-- DIRECTIVE --
Your task is to copy every line of this material exactly.

-- RECORDS SHOWN --
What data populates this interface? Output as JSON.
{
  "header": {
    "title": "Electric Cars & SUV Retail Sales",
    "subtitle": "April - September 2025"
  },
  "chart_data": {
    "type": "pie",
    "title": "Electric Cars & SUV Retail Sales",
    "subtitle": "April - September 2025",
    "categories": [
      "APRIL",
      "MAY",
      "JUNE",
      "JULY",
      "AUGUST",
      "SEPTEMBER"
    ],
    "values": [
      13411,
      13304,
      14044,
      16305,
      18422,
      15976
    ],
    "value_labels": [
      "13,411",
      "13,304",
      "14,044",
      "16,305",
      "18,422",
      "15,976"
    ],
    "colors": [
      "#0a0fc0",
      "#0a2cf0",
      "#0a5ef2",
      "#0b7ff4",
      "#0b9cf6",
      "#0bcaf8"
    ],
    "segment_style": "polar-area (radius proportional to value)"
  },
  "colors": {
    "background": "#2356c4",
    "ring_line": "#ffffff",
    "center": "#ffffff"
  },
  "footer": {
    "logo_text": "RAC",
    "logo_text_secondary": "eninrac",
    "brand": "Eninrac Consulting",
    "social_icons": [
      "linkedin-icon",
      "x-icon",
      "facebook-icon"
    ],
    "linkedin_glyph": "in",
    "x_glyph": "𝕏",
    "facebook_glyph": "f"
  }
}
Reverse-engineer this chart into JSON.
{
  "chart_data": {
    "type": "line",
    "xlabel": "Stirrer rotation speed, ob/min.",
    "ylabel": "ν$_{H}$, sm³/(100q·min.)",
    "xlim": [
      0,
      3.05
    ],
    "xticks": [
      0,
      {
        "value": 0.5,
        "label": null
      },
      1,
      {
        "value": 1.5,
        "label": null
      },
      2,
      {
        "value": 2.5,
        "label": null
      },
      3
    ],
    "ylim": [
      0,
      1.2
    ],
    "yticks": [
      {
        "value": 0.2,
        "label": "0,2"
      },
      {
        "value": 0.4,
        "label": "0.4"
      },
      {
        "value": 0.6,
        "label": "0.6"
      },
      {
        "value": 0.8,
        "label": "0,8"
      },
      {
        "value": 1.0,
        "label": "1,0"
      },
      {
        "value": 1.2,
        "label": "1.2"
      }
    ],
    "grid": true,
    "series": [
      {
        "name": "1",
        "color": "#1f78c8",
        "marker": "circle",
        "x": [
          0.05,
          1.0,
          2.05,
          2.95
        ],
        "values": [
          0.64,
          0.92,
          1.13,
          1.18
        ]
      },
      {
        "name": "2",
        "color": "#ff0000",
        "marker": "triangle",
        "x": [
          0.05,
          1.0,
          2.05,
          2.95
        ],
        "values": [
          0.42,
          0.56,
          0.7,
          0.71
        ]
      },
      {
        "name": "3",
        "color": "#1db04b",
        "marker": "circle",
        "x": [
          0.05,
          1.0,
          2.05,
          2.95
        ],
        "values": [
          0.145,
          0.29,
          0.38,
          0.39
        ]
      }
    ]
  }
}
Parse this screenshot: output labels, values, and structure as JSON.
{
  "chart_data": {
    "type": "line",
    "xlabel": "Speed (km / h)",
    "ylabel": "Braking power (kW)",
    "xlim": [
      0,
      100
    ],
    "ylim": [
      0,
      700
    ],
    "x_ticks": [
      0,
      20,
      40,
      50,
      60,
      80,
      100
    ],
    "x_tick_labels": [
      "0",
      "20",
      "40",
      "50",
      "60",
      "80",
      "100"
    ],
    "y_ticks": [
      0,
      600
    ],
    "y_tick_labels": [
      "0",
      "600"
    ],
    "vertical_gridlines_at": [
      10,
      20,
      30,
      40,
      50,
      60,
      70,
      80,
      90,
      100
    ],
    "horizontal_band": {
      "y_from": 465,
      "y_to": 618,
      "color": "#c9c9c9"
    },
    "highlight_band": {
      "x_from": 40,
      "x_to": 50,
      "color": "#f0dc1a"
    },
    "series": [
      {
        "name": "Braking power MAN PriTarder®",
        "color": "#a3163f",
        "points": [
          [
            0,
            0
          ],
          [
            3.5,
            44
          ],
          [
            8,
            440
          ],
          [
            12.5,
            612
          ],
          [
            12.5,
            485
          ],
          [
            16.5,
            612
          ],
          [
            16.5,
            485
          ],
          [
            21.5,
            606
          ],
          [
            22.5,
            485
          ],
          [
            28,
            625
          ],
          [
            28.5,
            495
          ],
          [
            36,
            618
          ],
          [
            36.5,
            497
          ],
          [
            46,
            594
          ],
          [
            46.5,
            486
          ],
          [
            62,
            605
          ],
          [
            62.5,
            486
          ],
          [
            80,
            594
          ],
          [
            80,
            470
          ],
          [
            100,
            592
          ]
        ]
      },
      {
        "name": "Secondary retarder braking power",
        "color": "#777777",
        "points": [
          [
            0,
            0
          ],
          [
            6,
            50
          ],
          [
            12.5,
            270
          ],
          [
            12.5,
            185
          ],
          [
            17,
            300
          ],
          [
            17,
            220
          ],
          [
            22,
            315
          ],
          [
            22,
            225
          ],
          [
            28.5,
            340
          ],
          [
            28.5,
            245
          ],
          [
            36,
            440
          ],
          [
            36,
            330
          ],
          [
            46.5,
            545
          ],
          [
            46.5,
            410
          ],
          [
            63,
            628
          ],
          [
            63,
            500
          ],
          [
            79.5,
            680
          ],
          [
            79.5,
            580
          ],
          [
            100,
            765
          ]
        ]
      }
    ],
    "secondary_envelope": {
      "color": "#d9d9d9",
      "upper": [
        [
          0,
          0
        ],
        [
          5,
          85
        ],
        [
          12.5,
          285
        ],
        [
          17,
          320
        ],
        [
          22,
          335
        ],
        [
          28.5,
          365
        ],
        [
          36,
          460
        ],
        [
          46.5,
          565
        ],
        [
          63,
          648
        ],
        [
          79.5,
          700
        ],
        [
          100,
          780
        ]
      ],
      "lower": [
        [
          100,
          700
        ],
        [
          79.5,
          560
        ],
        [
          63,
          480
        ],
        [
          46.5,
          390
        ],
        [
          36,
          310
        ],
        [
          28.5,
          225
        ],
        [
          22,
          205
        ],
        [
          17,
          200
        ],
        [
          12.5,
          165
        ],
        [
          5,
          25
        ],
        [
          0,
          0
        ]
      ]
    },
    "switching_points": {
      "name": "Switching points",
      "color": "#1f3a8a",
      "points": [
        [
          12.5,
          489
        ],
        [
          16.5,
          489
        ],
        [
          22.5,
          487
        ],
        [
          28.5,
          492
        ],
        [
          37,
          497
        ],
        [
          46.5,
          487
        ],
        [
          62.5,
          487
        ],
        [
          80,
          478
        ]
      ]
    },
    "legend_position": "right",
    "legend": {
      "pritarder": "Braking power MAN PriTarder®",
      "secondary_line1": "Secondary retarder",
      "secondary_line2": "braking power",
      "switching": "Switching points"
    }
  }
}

-- TASK ANSWER --
What data populates this interface? Output as JSON.
{
  "header": {
    "title": "Electric Cars & SUV Retail Sales",
    "subtitle": "April - September 2025"
  },
  "chart_data": {
    "type": "pie",
    "title": "Electric Cars & SUV Retail Sales",
    "subtitle": "April - September 2025",
    "categories": [
      "APRIL",
      "MAY",
      "JUNE",
      "JULY",
      "AUGUST",
      "SEPTEMBER"
    ],
    "values": [
      13411,
      13304,
      14044,
      16305,
      18422,
      15976
    ],
    "value_labels": [
      "13,411",
      "13,304",
      "14,044",
      "16,305",
      "18,422",
      "15,976"
    ],
    "colors": [
      "#0a0fc0",
      "#0a2cf0",
      "#0a5ef2",
      "#0b7ff4",
      "#0b9cf6",
      "#0bcaf8"
    ],
    "segment_style": "polar-area (radius proportional to value)"
  },
  "colors": {
    "background": "#2356c4",
    "ring_line": "#ffffff",
    "center": "#ffffff"
  },
  "footer": {
    "logo_text": "RAC",
    "logo_text_secondary": "eninrac",
    "brand": "Eninrac Consulting",
    "social_icons": [
      "linkedin-icon",
      "x-icon",
      "facebook-icon"
    ],
    "linkedin_glyph": "in",
    "x_glyph": "𝕏",
    "facebook_glyph": "f"
  }
}
Reverse-engineer this chart into JSON.
{
  "chart_data": {
    "type": "line",
    "xlabel": "Stirrer rotation speed, ob/min.",
    "ylabel": "ν$_{H}$, sm³/(100q·min.)",
    "xlim": [
      0,
      3.05
    ],
    "xticks": [
      0,
      {
        "value": 0.5,
        "label": null
      },
      1,
      {
        "value": 1.5,
        "label": null
      },
      2,
      {
        "value": 2.5,
        "label": null
      },
      3
    ],
    "ylim": [
      0,
      1.2
    ],
    "yticks": [
      {
        "value": 0.2,
        "label": "0,2"
      },
      {
        "value": 0.4,
        "label": "0.4"
      },
      {
        "value": 0.6,
        "label": "0.6"
      },
      {
        "value": 0.8,
        "label": "0,8"
      },
      {
        "value": 1.0,
        "label": "1,0"
      },
      {
        "value": 1.2,
        "label": "1.2"
      }
    ],
    "grid": true,
    "series": [
      {
        "name": "1",
        "color": "#1f78c8",
        "marker": "circle",
        "x": [
          0.05,
          1.0,
          2.05,
          2.95
        ],
        "values": [
          0.64,
          0.92,
          1.13,
          1.18
        ]
      },
      {
        "name": "2",
        "color": "#ff0000",
        "marker": "triangle",
        "x": [
          0.05,
          1.0,
          2.05,
          2.95
        ],
        "values": [
          0.42,
          0.56,
          0.7,
          0.71
        ]
      },
      {
        "name": "3",
        "color": "#1db04b",
        "marker": "circle",
        "x": [
          0.05,
          1.0,
          2.05,
          2.95
        ],
        "values": [
          0.145,
          0.29,
          0.38,
          0.39
        ]
      }
    ]
  }
}
Parse this screenshot: output labels, values, and structure as JSON.
{
  "chart_data": {
    "type": "line",
    "xlabel": "Speed (km / h)",
    "ylabel": "Braking power (kW)",
    "xlim": [
      0,
      100
    ],
    "ylim": [
      0,
      700
    ],
    "x_ticks": [
      0,
      20,
      40,
      50,
      60,
      80,
      100
    ],
    "x_tick_labels": [
      "0",
      "20",
      "40",
      "50",
      "60",
      "80",
      "100"
    ],
    "y_ticks": [
      0,
      600
    ],
    "y_tick_labels": [
      "0",
      "600"
    ],
    "vertical_gridlines_at": [
      10,
      20,
      30,
      40,
      50,
      60,
      70,
      80,
      90,
      100
    ],
    "horizontal_band": {
      "y_from": 465,
      "y_to": 618,
      "color": "#c9c9c9"
    },
    "highlight_band": {
      "x_from": 40,
      "x_to": 50,
      "color": "#f0dc1a"
    },
    "series": [
      {
        "name": "Braking power MAN PriTarder®",
        "color": "#a3163f",
        "points": [
          [
            0,
            0
          ],
          [
            3.5,
            44
          ],
          [
            8,
            440
          ],
          [
            12.5,
            612
          ],
          [
            12.5,
            485
          ],
          [
            16.5,
            612
          ],
          [
            16.5,
            485
          ],
          [
            21.5,
            606
          ],
          [
            22.5,
            485
          ],
          [
            28,
            625
          ],
          [
            28.5,
            495
          ],
          [
            36,
            618
          ],
          [
            36.5,
            497
          ],
          [
            46,
            594
          ],
          [
            46.5,
            486
          ],
          [
            62,
            605
          ],
          [
            62.5,
            486
          ],
          [
            80,
            594
          ],
          [
            80,
            470
          ],
          [
            100,
            592
          ]
        ]
      },
      {
        "name": "Secondary retarder braking power",
        "color": "#777777",
        "points": [
          [
            0,
            0
          ],
          [
            6,
            50
          ],
          [
            12.5,
            270
          ],
          [
            12.5,
            185
          ],
          [
            17,
            300
          ],
          [
            17,
            220
          ],
          [
            22,
            315
          ],
          [
            22,
            225
          ],
          [
            28.5,
            340
          ],
          [
            28.5,
            245
          ],
          [
            36,
            440
          ],
          [
            36,
            330
          ],
          [
            46.5,
            545
          ],
          [
            46.5,
            410
          ],
          [
            63,
            628
          ],
          [
            63,
            500
          ],
          [
            79.5,
            680
          ],
          [
            79.5,
            580
          ],
          [
            100,
            765
          ]
        ]
      }
    ],
    "secondary_envelope": {
      "color": "#d9d9d9",
      "upper": [
        [
          0,
          0
        ],
        [
          5,
          85
        ],
        [
          12.5,
          285
        ],
        [
          17,
          320
        ],
        [
          22,
          335
        ],
        [
          28.5,
          365
        ],
        [
          36,
          460
        ],
        [
          46.5,
          565
        ],
        [
          63,
          648
        ],
        [
          79.5,
          700
        ],
        [
          100,
          780
        ]
      ],
      "lower": [
        [
          100,
          700
        ],
        [
          79.5,
          560
        ],
        [
          63,
          480
        ],
        [
          46.5,
          390
        ],
        [
          36,
          310
        ],
        [
          28.5,
          225
        ],
        [
          22,
          205
        ],
        [
          17,
          200
        ],
        [
          12.5,
          165
        ],
        [
          5,
          25
        ],
        [
          0,
          0
        ]
      ]
    },
    "switching_points": {
      "name": "Switching points",
      "color": "#1f3a8a",
      "points": [
        [
          12.5,
          489
        ],
        [
          16.5,
          489
        ],
        [
          22.5,
          487
        ],
        [
          28.5,
          492
        ],
        [
          37,
          497
        ],
        [
          46.5,
          487
        ],
        [
          62.5,
          487
        ],
        [
          80,
          478
        ]
      ]
    },
    "legend_position": "right",
    "legend": {
      "pritarder": "Braking power MAN PriTarder®",
      "secondary_line1": "Secondary retarder",
      "secondary_line2": "braking power",
      "switching": "Switching points"
    }
  }
}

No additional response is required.